§ **Exercise prompt**: Starting at the first line of the items, reproduce each line verbatim and stop after the line that contains "thread-branch bbox=[225, 370, 262, 412]", including that line.

§ **Data provided**:

----------

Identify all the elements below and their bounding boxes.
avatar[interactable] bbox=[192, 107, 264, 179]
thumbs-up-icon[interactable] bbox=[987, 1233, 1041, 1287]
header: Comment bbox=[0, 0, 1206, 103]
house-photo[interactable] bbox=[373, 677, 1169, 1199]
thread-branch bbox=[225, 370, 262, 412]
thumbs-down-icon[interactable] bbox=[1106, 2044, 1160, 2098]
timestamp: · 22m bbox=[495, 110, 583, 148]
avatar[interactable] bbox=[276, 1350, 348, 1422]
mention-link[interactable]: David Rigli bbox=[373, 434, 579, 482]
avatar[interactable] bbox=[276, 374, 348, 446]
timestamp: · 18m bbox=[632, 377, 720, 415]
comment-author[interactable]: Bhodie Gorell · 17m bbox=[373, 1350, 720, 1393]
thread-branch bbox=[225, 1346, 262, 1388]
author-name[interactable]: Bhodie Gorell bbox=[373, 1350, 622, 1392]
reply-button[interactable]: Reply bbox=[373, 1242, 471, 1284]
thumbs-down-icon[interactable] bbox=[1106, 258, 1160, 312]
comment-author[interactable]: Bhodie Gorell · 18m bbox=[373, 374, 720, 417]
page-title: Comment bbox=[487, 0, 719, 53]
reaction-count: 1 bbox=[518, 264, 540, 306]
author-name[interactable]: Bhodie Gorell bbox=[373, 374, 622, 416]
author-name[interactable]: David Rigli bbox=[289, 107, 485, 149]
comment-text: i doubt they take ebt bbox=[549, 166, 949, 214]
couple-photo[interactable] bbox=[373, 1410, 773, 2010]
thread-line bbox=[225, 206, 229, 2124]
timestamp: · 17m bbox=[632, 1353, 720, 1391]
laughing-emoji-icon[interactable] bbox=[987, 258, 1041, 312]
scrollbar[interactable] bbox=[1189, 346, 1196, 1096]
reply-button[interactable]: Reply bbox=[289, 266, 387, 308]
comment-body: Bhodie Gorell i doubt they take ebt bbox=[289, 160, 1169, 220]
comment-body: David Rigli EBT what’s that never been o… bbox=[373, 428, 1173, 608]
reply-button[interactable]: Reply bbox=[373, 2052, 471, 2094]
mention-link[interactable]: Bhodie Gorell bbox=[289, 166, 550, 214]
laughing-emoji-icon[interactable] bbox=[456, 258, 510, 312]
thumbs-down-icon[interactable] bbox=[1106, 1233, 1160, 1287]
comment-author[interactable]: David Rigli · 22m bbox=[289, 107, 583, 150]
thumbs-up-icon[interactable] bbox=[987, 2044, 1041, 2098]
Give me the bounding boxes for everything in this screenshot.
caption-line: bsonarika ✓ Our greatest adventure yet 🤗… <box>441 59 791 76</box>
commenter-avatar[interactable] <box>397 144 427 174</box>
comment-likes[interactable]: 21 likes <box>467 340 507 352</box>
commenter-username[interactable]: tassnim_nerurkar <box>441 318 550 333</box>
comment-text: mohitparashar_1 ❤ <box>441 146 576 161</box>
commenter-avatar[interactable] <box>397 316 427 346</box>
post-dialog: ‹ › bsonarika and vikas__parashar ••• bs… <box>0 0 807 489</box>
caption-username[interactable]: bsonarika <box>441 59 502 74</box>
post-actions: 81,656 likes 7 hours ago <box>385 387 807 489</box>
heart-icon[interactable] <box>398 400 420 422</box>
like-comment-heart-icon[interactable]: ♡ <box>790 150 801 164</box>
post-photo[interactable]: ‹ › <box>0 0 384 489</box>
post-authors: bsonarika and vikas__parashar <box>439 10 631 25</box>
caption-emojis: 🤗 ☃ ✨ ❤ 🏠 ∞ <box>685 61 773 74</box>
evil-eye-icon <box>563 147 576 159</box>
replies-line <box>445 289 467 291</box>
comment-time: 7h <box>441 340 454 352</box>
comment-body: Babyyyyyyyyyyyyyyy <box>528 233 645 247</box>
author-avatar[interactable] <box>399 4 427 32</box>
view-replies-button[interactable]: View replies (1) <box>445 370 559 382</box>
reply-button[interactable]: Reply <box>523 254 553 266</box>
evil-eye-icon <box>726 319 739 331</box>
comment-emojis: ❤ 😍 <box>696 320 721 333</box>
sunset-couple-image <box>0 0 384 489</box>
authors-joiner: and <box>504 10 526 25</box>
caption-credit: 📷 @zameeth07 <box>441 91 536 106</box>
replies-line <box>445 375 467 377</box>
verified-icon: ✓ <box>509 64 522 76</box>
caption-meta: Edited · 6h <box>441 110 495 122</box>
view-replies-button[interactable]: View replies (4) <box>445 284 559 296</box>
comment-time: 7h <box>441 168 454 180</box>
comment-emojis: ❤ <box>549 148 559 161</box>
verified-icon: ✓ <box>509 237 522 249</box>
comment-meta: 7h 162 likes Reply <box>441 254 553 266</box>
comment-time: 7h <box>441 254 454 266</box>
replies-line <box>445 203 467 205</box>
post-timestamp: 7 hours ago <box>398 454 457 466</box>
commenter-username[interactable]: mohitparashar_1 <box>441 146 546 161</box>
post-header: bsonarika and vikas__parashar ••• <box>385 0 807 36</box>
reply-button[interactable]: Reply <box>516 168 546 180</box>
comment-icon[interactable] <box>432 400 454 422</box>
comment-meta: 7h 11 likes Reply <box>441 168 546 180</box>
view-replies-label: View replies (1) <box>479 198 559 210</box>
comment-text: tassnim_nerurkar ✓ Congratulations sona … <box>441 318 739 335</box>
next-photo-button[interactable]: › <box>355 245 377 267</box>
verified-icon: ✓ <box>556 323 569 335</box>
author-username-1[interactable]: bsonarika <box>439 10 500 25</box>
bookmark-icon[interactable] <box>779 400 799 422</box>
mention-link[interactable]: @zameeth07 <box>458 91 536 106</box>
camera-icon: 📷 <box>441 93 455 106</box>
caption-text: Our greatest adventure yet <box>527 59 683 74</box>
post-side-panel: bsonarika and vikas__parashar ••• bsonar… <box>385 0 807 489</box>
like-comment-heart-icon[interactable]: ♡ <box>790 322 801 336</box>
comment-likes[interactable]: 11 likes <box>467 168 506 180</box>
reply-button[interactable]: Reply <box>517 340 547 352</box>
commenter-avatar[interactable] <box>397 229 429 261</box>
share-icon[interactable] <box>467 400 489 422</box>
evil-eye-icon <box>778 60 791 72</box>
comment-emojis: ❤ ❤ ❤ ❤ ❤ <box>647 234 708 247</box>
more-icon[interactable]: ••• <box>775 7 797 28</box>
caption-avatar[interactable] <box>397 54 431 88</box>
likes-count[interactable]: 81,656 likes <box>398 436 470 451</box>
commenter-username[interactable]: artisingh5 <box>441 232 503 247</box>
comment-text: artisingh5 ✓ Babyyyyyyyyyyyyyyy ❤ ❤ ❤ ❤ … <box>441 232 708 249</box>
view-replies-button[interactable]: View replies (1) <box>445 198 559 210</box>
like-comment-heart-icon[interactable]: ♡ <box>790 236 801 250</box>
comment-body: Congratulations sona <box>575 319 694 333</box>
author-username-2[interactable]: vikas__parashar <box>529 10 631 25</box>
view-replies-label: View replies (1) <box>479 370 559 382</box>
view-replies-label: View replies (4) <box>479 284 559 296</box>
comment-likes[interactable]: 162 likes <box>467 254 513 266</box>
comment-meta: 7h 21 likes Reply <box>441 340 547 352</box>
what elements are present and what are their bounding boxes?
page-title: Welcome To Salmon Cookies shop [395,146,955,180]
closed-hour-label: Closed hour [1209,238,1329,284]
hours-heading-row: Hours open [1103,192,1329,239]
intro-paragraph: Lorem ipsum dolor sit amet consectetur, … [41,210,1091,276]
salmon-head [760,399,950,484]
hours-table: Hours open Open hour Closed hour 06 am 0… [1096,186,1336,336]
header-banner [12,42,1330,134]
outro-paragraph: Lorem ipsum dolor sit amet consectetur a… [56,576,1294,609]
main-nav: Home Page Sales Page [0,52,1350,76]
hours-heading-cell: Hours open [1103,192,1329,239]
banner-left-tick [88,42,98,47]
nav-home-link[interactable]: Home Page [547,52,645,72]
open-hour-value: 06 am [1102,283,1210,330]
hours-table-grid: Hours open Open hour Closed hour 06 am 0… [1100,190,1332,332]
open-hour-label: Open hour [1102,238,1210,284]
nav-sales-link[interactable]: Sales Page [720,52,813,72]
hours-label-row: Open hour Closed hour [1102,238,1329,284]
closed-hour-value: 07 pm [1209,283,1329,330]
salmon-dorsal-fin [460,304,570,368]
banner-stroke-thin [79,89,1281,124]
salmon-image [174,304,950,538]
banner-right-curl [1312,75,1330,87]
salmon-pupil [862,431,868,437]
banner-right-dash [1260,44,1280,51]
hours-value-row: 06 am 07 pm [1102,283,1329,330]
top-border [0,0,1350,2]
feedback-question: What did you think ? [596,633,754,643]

----------

§ **Task output**:
Identify all the elements below and their bounding boxes.
avatar[interactable] bbox=[192, 107, 264, 179]
thumbs-up-icon[interactable] bbox=[987, 1233, 1041, 1287]
header: Comment bbox=[0, 0, 1206, 103]
house-photo[interactable] bbox=[373, 677, 1169, 1199]
thread-branch bbox=[225, 370, 262, 412]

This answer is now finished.